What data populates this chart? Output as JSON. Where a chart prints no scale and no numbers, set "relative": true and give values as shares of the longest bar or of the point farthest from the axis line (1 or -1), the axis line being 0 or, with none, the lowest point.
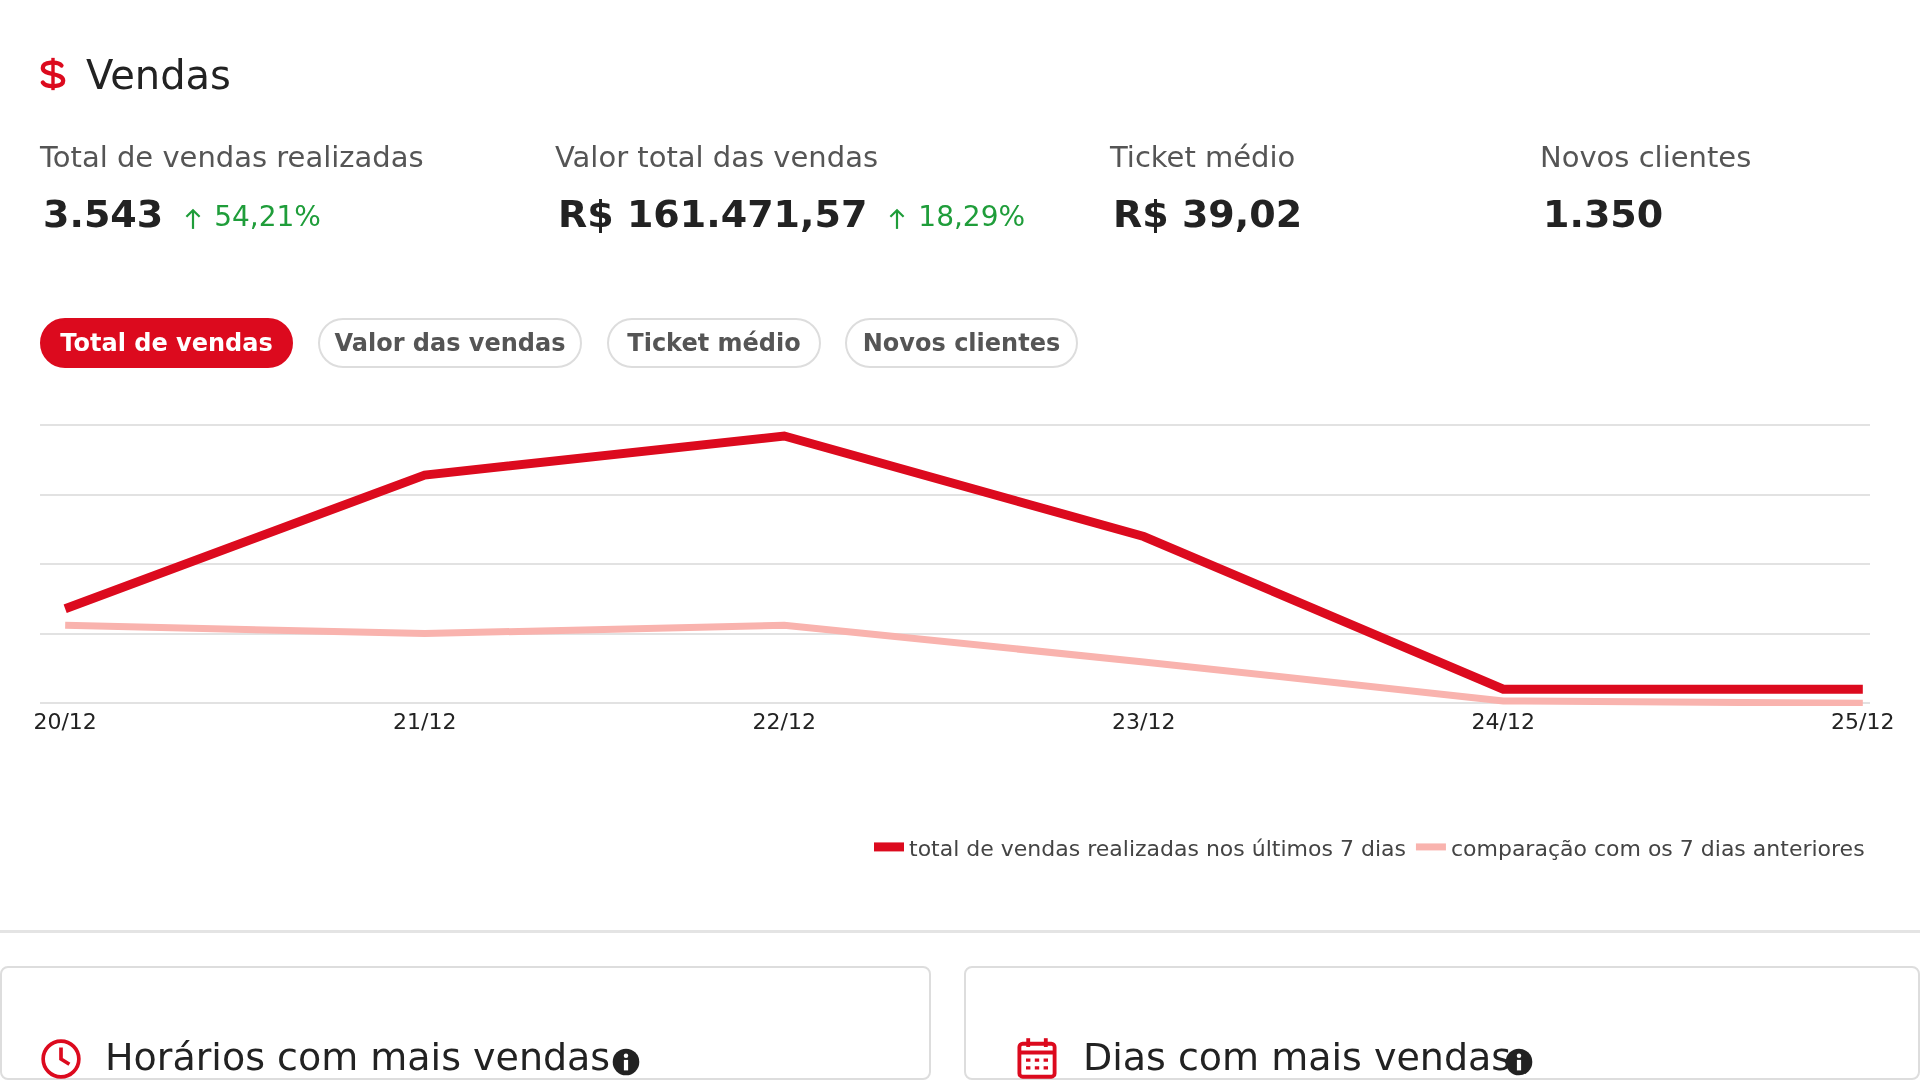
{
  "chart_data": {
    "type": "line",
    "title": "Vendas",
    "relative": true,
    "categories": [
      "20/12",
      "21/12",
      "22/12",
      "23/12",
      "24/12",
      "25/12"
    ],
    "series": [
      {
        "name": "total de vendas realizadas nos últimos 7 dias",
        "color": "#dc0a1e",
        "values": [
          0.354,
          0.854,
          1,
          0.624,
          0.053,
          0.053
        ]
      },
      {
        "name": "comparação com os 7 dias anteriores",
        "color": "#f9b3ae",
        "values": [
          0.292,
          0.261,
          0.292,
          0.155,
          0.009,
          0
        ]
      }
    ],
    "grid": "y",
    "legend": "bottom right",
    "marker": "none",
    "line_style": "solid",
    "annotations": [
      "Total de vendas realizadas",
      "3.543",
      "54,21%",
      "Valor total das vendas",
      "R$ 161.471,57",
      "18,29%",
      "Ticket médio",
      "R$ 39,02",
      "Novos clientes",
      "1.350",
      "Total de vendas",
      "Valor das vendas",
      "Ticket médio",
      "Novos clientes",
      "Horários com mais vendas",
      "Dias com mais vendas"
    ]
  }
}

--

## TASK GOAL
Transcribe the material exactly, leaving every picture out.

## SOLUTION BELOW
What data populates this chart? Output as JSON. Where a chart prints no scale and no numbers, set "relative": true and give values as shares of the longest bar or of the point farthest from the axis line (1 or -1), the axis line being 0 or, with none, the lowest point.
{
  "chart_data": {
    "type": "line",
    "title": "Vendas",
    "relative": true,
    "categories": [
      "20/12",
      "21/12",
      "22/12",
      "23/12",
      "24/12",
      "25/12"
    ],
    "series": [
      {
        "name": "total de vendas realizadas nos últimos 7 dias",
        "color": "#dc0a1e",
        "values": [
          0.354,
          0.854,
          1,
          0.624,
          0.053,
          0.053
        ]
      },
      {
        "name": "comparação com os 7 dias anteriores",
        "color": "#f9b3ae",
        "values": [
          0.292,
          0.261,
          0.292,
          0.155,
          0.009,
          0
        ]
      }
    ],
    "grid": "y",
    "legend": "bottom right",
    "marker": "none",
    "line_style": "solid",
    "annotations": [
      "Total de vendas realizadas",
      "3.543",
      "54,21%",
      "Valor total das vendas",
      "R$ 161.471,57",
      "18,29%",
      "Ticket médio",
      "R$ 39,02",
      "Novos clientes",
      "1.350",
      "Total de vendas",
      "Valor das vendas",
      "Ticket médio",
      "Novos clientes",
      "Horários com mais vendas",
      "Dias com mais vendas"
    ]
  }
}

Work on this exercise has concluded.